■ **Data rows**:
******
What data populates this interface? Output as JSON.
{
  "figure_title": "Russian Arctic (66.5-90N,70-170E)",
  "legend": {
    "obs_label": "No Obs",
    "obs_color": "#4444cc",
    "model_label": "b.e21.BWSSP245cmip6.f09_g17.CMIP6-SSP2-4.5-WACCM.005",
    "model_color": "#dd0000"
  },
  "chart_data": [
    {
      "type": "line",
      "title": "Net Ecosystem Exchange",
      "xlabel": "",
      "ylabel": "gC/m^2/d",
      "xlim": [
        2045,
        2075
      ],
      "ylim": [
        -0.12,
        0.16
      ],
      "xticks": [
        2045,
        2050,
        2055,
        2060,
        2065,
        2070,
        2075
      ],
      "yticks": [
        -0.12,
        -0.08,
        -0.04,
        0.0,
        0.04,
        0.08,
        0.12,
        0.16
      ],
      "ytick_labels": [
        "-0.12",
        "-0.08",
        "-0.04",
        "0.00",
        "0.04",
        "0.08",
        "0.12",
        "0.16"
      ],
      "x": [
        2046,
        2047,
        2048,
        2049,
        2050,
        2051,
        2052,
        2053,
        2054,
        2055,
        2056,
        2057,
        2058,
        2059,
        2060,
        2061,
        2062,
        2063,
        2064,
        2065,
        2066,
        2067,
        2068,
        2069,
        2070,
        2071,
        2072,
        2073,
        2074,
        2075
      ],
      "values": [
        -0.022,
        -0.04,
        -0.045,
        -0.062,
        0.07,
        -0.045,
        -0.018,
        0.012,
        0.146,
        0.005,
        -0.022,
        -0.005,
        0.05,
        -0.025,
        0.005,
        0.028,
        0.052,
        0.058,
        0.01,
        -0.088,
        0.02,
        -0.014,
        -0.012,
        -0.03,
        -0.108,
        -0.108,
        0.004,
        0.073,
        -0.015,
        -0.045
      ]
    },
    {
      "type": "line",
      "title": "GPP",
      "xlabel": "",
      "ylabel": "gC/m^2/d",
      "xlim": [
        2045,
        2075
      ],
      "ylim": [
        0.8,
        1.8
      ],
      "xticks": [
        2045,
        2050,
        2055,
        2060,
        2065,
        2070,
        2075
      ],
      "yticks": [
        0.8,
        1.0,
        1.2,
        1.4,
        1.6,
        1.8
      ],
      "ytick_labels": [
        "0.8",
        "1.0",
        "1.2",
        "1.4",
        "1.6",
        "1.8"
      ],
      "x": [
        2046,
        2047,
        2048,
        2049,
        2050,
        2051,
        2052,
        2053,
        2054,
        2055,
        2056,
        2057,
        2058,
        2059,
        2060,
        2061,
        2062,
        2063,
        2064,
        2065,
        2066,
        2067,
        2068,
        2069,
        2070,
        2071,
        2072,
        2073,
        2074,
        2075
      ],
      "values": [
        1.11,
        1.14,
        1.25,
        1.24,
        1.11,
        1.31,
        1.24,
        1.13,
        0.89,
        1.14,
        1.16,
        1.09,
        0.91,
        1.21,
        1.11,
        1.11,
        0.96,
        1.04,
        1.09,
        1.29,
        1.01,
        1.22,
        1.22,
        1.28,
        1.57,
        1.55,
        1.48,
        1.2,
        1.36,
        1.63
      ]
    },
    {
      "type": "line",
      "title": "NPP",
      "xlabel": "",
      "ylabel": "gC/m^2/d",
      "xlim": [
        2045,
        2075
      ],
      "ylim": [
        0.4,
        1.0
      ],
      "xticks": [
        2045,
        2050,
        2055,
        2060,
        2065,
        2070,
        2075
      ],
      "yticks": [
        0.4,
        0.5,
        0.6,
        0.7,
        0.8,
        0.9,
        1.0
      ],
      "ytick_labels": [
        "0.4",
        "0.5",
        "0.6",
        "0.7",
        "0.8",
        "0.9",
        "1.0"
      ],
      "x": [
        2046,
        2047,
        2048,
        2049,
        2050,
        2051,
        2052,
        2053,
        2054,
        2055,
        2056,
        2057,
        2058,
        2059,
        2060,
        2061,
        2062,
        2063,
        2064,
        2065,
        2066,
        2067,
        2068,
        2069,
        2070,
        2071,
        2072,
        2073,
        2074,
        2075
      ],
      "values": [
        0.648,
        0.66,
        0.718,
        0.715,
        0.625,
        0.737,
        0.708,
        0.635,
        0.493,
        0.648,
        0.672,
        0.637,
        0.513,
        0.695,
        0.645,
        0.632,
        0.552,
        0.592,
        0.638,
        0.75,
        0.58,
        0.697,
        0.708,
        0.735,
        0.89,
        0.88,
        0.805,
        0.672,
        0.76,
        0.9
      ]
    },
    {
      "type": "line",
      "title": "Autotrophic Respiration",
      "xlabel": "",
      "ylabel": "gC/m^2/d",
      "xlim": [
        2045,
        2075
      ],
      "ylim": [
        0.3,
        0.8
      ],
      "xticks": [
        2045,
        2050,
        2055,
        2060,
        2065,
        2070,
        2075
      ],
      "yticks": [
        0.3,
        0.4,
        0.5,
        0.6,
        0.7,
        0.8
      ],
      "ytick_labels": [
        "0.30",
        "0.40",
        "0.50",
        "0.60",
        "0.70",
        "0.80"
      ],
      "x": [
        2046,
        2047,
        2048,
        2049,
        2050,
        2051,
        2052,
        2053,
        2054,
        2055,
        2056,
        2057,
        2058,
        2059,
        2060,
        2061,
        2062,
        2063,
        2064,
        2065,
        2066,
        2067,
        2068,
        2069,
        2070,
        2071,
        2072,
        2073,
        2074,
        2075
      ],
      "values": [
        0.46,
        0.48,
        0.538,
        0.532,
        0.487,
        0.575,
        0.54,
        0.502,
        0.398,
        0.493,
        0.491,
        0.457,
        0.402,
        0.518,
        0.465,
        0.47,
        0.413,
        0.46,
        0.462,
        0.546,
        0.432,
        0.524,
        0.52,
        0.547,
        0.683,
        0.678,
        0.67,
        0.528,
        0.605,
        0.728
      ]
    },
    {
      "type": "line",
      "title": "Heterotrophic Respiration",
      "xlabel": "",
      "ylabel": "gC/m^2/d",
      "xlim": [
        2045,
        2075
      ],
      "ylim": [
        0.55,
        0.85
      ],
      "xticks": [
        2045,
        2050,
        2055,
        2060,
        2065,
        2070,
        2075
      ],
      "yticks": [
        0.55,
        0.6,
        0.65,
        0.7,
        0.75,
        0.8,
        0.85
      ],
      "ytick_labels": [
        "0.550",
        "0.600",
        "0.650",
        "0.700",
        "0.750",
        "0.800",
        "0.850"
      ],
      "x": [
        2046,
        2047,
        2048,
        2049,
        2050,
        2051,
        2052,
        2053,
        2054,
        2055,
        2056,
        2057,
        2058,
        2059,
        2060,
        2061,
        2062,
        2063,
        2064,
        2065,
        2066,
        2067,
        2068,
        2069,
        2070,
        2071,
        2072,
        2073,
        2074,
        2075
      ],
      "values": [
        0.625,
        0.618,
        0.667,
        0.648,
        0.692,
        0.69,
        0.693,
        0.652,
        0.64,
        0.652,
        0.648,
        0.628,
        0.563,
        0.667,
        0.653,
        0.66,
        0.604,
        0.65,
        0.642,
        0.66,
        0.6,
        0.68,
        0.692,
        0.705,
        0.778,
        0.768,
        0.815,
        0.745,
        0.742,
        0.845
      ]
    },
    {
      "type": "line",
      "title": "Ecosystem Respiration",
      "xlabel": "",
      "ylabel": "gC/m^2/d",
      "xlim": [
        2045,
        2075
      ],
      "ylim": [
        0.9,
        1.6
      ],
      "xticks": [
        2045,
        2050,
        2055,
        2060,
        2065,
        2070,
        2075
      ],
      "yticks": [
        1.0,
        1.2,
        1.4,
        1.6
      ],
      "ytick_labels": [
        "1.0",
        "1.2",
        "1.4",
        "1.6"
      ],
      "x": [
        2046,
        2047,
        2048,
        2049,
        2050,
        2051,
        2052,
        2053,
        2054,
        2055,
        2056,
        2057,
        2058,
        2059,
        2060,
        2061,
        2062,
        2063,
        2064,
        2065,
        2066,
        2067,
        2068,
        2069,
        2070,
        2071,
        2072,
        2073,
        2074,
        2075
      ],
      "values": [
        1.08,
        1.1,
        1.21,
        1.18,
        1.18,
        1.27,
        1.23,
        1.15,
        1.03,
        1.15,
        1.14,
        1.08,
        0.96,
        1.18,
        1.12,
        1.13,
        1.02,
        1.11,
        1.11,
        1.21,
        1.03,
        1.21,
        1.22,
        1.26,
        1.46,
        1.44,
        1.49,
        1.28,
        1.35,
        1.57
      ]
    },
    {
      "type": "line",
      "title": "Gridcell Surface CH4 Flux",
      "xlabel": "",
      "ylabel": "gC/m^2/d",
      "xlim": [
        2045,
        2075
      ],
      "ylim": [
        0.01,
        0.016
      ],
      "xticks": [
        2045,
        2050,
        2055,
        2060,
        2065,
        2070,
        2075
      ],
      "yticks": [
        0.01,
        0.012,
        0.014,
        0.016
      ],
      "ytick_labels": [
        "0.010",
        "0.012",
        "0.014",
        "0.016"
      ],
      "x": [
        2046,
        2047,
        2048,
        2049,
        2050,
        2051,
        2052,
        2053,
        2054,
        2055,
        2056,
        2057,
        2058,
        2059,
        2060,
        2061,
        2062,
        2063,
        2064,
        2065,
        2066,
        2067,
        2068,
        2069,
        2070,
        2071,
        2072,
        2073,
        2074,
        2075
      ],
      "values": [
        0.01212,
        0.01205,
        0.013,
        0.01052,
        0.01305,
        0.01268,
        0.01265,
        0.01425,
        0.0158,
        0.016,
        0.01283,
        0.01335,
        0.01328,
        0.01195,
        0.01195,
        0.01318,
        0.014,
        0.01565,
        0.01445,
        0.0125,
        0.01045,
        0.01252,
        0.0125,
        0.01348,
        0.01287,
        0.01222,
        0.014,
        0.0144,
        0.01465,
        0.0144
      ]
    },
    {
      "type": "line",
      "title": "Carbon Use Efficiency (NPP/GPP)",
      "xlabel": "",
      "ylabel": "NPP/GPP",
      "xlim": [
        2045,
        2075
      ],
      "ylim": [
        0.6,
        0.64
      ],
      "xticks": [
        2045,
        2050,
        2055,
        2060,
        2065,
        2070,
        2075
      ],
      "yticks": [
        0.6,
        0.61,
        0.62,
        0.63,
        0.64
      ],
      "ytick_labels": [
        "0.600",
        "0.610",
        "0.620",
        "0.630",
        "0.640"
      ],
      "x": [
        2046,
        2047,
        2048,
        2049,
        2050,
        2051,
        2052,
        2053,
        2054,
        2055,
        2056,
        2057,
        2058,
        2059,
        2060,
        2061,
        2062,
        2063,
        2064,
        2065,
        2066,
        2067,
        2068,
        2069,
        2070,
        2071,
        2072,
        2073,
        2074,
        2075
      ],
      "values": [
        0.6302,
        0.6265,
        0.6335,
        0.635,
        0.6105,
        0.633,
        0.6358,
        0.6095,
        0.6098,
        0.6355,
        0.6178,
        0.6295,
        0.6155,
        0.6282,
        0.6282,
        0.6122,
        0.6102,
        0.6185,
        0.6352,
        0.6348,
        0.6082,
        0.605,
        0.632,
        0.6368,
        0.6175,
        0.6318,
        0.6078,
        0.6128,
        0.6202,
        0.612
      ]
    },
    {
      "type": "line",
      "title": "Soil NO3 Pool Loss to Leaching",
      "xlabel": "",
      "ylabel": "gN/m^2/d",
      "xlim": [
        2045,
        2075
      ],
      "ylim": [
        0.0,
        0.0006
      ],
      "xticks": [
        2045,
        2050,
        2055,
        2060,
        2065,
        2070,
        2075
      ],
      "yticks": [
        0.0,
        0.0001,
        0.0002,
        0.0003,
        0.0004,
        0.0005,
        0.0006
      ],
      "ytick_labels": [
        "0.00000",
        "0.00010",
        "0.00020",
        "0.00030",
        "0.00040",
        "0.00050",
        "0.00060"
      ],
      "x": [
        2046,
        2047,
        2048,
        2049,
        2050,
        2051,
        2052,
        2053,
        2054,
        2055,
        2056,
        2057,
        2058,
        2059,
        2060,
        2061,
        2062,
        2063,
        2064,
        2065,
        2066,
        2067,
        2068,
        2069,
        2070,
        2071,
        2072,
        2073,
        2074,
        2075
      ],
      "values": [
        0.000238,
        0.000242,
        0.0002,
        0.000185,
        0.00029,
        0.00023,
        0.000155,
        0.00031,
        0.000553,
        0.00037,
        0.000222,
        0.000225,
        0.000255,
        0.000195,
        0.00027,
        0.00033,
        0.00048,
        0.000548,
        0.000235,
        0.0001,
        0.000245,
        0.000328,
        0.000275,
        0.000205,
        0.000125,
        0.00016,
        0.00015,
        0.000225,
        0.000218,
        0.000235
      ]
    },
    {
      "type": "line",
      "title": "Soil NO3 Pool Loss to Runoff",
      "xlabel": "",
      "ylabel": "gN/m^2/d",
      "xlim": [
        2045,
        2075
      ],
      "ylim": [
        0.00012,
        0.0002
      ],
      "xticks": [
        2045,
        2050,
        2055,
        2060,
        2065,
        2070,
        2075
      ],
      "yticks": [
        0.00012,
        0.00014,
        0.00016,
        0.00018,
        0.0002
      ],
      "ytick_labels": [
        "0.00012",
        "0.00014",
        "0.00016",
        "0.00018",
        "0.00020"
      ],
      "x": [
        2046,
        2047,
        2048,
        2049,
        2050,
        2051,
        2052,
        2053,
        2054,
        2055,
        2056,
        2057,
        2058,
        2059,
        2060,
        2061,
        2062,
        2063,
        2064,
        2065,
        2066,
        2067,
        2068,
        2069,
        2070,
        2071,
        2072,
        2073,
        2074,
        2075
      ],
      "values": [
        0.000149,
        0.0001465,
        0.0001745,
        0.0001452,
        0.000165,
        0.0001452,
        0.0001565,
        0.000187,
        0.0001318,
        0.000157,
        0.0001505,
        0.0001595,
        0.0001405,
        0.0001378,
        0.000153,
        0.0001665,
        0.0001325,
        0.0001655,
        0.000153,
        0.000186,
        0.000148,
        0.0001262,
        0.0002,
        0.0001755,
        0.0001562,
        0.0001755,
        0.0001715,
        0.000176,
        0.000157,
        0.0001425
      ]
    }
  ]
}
******
What is the number of lines in the data holding the word "Respiration"? Reply with that number only.

■ **Written response**:
3